Written exercise: Locate the lines that hold the string "ylabel". Copy every such line.

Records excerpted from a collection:
⟨
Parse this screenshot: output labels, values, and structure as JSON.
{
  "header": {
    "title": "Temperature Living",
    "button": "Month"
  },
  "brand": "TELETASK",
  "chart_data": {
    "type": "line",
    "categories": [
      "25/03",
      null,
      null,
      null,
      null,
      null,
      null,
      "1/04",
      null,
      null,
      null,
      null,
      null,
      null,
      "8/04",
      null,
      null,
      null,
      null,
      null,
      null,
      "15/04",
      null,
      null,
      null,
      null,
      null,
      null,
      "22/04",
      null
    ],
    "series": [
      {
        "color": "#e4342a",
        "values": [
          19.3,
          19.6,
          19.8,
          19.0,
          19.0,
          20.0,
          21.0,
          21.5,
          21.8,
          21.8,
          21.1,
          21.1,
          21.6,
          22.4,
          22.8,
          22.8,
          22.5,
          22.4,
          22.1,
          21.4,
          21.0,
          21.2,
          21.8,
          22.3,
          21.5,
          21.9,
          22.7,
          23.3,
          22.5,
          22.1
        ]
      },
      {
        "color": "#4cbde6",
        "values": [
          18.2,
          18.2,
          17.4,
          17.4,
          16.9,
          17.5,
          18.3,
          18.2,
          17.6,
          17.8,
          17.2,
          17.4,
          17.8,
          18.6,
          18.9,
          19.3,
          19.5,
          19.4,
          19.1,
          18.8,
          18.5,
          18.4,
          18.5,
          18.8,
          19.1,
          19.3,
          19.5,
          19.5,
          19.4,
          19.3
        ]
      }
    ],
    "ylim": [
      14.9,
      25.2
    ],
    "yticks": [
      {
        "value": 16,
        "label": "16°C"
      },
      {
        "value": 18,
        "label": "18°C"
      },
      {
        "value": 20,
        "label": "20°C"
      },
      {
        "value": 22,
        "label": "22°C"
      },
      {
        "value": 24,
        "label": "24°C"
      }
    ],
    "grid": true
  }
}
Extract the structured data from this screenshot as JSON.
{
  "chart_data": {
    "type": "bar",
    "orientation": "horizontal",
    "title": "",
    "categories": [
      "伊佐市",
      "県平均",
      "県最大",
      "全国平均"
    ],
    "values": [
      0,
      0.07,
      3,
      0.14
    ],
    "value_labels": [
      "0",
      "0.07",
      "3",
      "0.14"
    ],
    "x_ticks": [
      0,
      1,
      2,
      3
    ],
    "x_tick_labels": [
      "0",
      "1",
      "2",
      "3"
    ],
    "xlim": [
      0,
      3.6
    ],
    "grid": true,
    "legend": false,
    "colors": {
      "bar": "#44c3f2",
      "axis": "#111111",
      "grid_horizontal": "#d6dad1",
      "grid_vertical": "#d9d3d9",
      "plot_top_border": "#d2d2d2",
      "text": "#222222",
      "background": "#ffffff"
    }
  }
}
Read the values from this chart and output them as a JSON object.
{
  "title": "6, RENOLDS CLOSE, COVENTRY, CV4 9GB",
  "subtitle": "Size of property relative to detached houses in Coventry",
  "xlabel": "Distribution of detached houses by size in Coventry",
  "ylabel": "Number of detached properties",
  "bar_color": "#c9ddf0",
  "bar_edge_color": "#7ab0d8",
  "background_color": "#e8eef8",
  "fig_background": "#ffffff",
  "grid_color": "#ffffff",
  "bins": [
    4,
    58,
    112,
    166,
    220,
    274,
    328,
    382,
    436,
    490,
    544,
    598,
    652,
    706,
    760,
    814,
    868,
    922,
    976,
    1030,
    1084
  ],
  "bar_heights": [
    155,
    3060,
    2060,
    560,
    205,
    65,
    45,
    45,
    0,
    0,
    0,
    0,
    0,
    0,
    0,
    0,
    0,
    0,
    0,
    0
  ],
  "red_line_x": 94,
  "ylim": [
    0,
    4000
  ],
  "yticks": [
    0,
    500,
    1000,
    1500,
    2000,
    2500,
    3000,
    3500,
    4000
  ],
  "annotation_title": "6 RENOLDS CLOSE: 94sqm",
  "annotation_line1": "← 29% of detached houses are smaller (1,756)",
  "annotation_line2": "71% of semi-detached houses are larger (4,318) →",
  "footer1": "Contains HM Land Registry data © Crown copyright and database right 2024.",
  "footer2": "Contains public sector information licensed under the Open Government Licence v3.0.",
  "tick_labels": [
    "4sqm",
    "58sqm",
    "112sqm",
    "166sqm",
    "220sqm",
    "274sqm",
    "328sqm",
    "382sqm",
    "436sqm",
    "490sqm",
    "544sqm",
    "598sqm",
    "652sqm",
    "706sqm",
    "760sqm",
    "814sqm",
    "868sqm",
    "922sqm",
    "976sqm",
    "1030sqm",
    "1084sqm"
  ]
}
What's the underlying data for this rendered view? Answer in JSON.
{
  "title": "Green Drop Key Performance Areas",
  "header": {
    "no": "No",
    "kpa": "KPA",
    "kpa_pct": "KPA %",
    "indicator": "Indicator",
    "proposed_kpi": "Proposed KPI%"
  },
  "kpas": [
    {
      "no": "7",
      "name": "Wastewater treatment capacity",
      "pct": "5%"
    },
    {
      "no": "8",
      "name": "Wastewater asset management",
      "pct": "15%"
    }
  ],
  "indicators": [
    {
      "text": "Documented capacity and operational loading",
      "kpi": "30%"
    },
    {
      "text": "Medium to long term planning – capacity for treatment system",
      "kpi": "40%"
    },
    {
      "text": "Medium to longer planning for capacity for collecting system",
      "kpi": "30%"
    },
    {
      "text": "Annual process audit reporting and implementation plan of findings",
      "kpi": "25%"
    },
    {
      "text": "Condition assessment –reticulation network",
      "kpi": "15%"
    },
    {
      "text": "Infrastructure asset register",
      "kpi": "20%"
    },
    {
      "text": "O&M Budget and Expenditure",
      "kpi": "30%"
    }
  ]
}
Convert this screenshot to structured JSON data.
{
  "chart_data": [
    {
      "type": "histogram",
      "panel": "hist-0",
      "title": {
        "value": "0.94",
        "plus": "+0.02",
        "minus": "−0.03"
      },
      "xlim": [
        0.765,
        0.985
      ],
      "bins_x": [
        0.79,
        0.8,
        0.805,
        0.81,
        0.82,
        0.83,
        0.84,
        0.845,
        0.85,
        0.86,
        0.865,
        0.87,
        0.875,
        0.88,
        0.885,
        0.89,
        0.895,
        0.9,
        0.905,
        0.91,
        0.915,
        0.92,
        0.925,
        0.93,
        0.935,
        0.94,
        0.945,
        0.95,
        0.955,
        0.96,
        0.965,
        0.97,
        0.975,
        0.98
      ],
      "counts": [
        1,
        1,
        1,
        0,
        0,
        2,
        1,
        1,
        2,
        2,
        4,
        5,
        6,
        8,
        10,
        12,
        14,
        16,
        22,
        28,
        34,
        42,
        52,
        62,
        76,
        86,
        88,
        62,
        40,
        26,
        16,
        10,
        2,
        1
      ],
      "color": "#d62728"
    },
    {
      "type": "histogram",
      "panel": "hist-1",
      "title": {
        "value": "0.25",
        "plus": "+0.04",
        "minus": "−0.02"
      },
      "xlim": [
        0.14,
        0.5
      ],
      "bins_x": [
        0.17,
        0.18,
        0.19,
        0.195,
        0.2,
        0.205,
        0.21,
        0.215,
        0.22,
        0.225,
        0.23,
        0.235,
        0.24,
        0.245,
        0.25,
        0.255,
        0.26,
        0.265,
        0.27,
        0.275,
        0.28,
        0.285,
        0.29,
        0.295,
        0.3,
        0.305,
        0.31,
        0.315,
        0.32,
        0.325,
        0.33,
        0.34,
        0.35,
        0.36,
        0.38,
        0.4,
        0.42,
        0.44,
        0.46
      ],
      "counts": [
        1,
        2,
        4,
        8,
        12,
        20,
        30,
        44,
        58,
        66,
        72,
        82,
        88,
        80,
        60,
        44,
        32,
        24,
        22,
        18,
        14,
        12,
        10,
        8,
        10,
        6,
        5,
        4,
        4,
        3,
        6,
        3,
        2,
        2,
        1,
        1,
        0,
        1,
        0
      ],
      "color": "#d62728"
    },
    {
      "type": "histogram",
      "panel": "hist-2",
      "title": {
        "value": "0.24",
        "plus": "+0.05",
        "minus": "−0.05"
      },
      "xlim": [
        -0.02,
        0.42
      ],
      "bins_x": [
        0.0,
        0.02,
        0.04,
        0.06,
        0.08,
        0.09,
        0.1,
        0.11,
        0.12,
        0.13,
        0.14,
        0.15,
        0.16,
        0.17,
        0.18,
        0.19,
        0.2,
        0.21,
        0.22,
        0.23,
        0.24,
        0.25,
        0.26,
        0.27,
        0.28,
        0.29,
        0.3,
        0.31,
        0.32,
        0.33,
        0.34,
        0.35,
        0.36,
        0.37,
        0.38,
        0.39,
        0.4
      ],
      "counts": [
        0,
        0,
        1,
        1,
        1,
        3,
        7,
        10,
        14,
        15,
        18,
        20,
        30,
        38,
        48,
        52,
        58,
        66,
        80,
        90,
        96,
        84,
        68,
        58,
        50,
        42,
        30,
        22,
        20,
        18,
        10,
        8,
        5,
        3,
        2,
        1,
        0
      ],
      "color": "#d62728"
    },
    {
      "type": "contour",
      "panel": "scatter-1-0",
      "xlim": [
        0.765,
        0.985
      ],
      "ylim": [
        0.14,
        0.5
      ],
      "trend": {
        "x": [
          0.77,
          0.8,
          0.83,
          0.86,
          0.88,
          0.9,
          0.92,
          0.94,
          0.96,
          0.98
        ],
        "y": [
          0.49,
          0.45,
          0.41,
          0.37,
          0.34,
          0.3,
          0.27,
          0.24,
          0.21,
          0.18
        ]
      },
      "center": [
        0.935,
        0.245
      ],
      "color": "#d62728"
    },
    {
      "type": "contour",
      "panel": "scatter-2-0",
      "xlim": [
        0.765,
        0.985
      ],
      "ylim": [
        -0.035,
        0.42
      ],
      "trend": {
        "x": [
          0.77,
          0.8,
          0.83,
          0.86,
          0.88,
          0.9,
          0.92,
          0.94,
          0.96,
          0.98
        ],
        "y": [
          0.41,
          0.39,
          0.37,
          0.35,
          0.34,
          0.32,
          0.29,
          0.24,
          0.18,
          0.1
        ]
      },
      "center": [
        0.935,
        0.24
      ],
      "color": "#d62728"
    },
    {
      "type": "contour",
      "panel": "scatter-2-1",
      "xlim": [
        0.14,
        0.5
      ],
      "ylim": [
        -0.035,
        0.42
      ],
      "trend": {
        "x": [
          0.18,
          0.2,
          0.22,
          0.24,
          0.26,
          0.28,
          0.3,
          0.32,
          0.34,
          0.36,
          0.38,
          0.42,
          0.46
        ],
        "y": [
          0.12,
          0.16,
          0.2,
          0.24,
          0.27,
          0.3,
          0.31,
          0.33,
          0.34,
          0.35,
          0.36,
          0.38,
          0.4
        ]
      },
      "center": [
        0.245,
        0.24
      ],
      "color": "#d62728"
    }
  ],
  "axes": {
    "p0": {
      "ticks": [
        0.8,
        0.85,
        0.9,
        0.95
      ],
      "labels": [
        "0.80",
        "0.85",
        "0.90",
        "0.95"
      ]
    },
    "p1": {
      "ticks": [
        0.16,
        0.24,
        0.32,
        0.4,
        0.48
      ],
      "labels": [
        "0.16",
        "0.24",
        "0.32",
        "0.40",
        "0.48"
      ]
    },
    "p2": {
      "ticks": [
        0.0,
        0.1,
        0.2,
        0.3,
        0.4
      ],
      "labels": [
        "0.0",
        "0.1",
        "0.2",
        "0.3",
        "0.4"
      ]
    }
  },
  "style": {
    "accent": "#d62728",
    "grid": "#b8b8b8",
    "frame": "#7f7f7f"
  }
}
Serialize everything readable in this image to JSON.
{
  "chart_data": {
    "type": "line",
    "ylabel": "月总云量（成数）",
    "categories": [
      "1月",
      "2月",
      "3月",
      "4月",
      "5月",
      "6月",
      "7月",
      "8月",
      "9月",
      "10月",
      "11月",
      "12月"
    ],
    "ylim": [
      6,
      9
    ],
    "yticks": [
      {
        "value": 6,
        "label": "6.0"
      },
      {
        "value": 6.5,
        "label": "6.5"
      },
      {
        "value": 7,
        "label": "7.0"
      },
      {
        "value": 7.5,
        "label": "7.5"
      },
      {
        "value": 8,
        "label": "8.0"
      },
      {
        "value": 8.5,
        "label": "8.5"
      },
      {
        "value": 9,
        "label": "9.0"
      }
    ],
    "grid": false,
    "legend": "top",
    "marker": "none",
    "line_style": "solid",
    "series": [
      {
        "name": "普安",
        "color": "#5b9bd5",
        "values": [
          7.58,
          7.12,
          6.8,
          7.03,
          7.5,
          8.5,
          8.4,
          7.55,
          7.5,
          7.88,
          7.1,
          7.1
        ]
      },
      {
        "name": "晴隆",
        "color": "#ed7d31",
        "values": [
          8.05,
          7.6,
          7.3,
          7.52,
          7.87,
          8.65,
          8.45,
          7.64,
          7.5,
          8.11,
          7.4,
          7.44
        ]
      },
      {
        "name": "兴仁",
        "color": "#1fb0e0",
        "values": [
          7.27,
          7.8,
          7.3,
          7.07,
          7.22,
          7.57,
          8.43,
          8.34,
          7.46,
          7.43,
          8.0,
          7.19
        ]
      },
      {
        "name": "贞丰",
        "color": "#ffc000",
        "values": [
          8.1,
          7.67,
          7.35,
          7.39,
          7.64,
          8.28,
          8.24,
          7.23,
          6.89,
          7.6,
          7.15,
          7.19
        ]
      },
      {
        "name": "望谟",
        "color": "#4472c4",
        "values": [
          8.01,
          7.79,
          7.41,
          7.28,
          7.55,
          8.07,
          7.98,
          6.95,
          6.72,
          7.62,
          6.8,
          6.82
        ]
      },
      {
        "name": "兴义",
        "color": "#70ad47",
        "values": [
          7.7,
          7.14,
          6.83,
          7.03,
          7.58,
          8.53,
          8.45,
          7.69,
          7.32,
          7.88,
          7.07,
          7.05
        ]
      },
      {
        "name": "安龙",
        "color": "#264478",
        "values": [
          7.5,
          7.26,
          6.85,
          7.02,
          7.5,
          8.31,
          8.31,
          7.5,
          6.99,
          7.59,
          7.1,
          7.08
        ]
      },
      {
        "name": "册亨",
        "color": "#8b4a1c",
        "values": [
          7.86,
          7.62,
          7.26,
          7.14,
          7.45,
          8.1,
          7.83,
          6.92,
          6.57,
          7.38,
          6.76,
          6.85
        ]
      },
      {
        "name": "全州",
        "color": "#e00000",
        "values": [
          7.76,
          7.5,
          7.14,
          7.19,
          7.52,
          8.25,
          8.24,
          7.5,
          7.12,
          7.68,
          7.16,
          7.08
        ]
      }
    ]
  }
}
⟩
Result of this task:
  "ylabel": "Number of detached properties",
    "ylabel": "月总云量（成数）",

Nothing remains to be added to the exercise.